■ DIRECTIVE ■
Determine how many lines contain the string "backscatter". Respond with that number and nothing more.

■ PROVIDED DATA ■
********

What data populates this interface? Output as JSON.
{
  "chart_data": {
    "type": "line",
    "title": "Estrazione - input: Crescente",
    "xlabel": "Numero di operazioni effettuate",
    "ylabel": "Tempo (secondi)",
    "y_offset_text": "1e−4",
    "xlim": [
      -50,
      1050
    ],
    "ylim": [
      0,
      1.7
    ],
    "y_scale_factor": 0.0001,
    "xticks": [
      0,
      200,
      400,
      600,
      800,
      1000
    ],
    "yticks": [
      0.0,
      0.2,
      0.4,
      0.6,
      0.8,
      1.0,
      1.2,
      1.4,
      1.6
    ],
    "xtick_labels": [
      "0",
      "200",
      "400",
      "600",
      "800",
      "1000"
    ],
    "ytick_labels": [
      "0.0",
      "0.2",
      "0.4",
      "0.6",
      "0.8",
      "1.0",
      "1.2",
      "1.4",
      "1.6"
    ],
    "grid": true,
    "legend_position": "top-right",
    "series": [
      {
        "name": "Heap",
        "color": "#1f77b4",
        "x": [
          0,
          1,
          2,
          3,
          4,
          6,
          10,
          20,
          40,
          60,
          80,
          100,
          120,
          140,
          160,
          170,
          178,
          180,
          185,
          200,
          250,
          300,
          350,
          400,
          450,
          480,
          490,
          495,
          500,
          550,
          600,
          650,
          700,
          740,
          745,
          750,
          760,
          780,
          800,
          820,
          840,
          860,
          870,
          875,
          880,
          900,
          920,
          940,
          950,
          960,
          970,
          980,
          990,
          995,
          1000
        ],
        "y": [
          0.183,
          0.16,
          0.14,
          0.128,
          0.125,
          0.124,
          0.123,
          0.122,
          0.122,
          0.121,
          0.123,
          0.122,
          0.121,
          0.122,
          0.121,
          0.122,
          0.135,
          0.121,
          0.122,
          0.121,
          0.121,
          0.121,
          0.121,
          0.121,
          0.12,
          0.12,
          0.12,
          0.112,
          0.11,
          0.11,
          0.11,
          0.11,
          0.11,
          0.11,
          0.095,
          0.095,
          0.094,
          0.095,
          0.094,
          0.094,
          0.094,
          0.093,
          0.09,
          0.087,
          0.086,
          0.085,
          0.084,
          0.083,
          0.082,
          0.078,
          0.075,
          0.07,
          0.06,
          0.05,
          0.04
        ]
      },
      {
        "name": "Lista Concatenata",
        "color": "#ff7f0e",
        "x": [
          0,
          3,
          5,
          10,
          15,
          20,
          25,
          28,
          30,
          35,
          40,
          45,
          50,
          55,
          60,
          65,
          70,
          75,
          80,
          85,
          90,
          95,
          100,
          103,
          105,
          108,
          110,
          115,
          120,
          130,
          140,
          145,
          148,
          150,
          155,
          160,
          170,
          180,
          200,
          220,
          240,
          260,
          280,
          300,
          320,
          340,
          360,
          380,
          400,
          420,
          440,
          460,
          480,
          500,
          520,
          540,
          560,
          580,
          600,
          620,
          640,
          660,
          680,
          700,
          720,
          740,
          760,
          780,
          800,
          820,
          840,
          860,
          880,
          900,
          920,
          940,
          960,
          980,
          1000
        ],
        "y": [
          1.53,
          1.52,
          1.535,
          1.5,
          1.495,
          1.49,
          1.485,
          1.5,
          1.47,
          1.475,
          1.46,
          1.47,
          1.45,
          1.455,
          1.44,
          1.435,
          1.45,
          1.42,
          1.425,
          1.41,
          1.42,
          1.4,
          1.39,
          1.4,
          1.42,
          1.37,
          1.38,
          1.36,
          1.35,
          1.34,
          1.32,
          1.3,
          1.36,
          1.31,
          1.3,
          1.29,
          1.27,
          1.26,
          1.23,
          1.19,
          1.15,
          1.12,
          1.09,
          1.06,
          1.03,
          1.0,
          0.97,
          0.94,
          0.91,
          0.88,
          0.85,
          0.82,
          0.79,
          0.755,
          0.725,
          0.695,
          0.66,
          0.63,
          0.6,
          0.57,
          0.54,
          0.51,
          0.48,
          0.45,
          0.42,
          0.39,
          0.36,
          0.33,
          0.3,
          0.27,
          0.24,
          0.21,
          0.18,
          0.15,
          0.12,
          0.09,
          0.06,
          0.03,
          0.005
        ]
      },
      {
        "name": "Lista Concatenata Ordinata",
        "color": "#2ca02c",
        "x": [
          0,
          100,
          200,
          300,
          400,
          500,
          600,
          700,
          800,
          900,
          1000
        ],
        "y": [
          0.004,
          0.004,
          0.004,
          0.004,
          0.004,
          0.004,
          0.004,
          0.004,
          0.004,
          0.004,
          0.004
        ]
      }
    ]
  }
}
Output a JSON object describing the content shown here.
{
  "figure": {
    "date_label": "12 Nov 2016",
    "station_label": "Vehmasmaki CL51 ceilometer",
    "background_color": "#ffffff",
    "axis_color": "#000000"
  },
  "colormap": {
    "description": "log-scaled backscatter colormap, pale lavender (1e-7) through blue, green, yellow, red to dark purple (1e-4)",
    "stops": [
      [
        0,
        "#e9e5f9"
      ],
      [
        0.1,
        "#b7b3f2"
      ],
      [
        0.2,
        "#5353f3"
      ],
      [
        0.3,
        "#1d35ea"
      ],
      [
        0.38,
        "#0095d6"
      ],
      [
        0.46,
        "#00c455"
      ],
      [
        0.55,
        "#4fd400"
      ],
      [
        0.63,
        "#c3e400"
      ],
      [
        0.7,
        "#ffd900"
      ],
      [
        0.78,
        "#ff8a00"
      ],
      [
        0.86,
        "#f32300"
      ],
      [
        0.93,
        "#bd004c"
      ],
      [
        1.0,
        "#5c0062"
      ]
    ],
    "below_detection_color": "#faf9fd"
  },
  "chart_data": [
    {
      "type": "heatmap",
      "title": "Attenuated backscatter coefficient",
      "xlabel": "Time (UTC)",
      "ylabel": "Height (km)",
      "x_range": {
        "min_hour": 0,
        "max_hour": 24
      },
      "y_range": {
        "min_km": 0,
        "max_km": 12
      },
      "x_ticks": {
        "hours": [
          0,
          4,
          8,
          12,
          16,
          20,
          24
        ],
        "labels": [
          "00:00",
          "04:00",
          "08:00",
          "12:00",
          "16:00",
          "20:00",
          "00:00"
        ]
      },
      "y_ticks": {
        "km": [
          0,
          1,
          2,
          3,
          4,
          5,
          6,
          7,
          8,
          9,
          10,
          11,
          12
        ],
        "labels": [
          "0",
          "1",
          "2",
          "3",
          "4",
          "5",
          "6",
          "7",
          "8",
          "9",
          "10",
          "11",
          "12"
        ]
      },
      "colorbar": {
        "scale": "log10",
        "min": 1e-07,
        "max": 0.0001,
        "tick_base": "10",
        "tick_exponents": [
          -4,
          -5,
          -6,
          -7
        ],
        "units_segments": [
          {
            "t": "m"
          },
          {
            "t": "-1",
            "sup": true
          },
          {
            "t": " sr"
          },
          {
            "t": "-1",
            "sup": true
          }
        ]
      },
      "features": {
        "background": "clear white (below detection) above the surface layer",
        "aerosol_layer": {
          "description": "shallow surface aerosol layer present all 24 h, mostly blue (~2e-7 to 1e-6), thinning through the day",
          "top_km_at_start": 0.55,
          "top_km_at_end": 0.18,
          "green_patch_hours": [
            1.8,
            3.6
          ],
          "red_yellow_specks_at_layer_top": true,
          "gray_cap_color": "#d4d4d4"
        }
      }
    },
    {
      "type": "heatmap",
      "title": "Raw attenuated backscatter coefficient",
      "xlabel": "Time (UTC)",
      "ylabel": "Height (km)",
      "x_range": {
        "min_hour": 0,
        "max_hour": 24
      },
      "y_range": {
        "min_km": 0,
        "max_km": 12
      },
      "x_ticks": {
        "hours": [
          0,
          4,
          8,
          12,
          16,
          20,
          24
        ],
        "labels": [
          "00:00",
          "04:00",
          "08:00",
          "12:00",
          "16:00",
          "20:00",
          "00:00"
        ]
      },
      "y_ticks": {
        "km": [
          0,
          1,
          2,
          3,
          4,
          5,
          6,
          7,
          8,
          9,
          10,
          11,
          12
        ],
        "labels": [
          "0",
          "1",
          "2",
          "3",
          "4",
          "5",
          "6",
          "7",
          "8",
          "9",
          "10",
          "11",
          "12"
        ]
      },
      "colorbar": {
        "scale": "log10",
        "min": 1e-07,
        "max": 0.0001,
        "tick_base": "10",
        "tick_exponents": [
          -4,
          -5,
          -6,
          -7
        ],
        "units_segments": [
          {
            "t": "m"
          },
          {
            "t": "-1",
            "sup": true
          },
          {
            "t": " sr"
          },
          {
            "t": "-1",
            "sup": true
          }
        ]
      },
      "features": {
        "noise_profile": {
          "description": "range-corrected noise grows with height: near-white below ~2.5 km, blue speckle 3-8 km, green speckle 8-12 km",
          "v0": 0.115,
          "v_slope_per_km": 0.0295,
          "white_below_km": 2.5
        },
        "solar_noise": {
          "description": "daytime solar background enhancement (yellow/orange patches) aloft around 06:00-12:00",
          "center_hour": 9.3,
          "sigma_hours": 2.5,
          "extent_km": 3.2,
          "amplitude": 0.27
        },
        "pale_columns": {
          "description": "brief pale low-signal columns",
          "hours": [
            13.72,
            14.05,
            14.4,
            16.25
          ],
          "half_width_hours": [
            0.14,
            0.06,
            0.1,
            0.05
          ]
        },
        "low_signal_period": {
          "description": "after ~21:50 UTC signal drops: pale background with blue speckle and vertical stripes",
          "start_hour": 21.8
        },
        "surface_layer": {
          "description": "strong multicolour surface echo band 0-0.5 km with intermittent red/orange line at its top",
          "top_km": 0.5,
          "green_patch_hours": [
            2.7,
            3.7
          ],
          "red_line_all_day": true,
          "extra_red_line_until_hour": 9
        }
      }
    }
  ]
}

********

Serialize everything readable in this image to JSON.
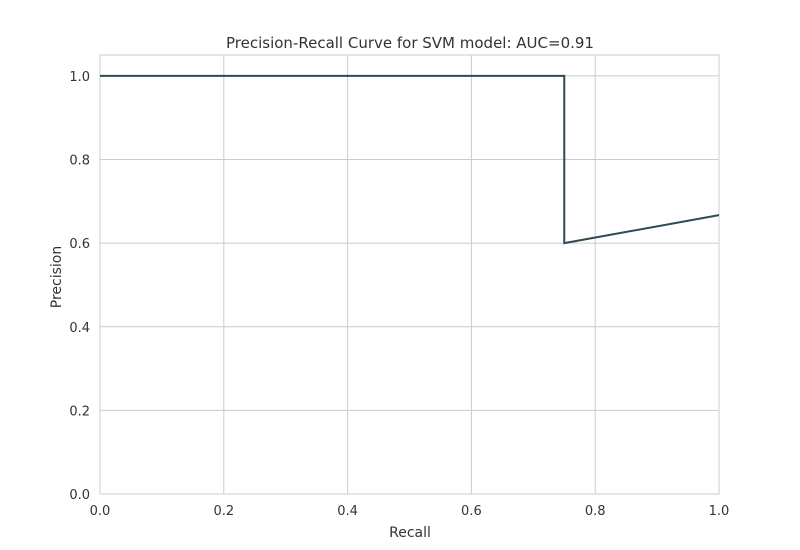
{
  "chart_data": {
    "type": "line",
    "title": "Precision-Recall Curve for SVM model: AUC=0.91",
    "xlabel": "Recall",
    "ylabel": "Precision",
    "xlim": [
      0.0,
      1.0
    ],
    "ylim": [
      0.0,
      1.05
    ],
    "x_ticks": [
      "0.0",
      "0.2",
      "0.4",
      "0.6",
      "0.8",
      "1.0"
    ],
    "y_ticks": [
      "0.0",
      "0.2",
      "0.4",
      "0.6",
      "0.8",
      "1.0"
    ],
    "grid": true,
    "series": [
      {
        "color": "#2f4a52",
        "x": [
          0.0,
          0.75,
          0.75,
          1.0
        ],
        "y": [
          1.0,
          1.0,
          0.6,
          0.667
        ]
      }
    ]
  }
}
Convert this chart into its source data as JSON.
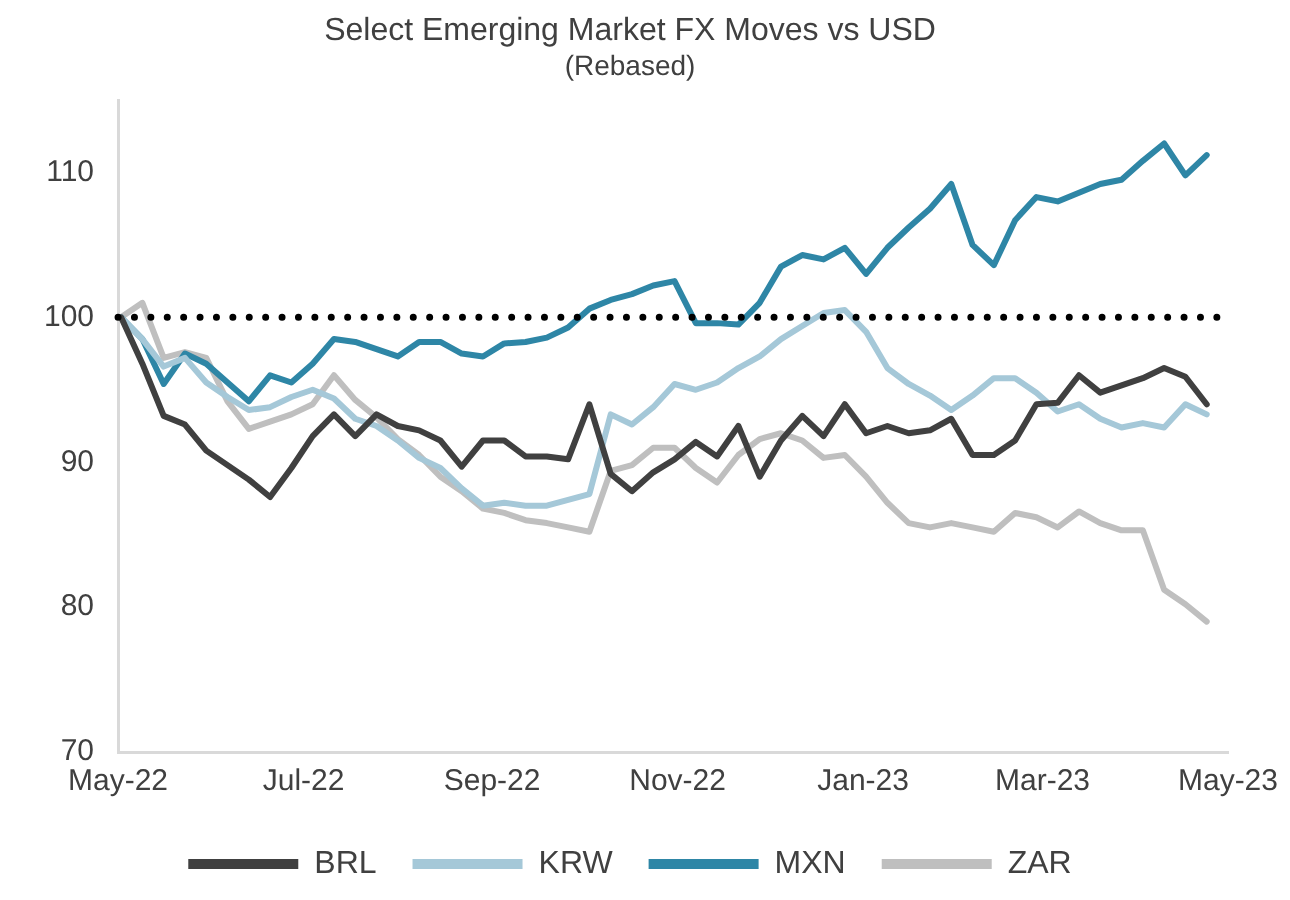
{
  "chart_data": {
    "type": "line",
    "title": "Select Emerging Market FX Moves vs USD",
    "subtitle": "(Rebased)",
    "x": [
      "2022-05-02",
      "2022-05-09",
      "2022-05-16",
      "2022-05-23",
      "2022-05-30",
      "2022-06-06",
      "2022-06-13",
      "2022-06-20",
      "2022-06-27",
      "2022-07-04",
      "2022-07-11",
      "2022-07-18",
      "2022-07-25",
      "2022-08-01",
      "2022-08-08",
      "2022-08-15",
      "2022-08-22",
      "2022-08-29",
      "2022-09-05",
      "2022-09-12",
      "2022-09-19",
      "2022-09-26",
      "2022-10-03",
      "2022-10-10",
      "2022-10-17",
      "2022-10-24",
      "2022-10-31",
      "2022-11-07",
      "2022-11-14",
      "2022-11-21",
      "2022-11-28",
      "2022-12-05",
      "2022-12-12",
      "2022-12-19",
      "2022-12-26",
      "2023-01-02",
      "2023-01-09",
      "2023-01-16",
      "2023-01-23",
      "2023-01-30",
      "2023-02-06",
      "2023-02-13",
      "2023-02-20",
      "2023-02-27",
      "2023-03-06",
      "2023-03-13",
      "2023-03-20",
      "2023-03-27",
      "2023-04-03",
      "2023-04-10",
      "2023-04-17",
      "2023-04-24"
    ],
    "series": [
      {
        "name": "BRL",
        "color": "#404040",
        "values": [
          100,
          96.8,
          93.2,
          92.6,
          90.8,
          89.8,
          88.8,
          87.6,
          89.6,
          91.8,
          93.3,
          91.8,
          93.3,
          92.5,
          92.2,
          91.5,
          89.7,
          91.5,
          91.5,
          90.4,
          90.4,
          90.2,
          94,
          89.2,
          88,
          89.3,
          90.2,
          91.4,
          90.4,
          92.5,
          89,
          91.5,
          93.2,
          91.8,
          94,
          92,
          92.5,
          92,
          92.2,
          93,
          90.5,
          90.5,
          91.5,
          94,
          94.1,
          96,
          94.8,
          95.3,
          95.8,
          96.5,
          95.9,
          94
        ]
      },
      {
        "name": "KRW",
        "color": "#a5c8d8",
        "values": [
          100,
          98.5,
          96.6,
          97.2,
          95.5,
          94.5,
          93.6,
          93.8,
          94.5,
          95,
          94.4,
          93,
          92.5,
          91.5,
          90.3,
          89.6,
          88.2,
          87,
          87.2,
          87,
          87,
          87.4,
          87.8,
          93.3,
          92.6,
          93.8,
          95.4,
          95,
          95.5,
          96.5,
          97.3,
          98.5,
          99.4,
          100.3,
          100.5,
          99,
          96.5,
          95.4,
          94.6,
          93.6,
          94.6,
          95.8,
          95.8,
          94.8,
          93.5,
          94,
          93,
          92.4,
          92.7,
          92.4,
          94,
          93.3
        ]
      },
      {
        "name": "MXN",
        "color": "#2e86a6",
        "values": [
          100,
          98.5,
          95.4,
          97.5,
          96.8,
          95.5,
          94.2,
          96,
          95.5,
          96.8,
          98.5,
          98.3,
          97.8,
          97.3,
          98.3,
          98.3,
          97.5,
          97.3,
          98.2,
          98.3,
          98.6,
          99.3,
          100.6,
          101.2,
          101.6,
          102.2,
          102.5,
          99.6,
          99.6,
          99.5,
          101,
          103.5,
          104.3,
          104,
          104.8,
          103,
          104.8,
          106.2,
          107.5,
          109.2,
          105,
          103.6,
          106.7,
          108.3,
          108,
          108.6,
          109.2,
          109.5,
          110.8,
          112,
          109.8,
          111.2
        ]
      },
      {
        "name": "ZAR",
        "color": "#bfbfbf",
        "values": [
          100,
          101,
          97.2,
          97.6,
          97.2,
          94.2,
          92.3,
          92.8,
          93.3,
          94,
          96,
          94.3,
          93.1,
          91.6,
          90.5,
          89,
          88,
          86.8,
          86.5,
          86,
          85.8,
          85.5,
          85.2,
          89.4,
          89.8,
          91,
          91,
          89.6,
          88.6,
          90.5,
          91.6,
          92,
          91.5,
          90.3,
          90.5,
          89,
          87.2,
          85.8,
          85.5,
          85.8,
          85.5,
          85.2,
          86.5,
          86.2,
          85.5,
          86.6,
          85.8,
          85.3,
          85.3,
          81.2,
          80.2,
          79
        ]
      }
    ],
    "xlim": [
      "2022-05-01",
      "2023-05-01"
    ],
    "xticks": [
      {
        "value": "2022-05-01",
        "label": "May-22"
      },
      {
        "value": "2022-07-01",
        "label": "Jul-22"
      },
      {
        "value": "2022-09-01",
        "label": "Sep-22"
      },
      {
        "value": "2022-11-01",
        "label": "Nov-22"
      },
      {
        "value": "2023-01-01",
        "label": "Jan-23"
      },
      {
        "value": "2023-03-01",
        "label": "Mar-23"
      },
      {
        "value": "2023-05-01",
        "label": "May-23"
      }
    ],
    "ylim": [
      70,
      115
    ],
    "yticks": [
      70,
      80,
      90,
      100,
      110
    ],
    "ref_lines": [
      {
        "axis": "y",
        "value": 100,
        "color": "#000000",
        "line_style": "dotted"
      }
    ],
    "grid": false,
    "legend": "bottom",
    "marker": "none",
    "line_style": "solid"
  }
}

********

■ WRITTEN SOLUTION ■
3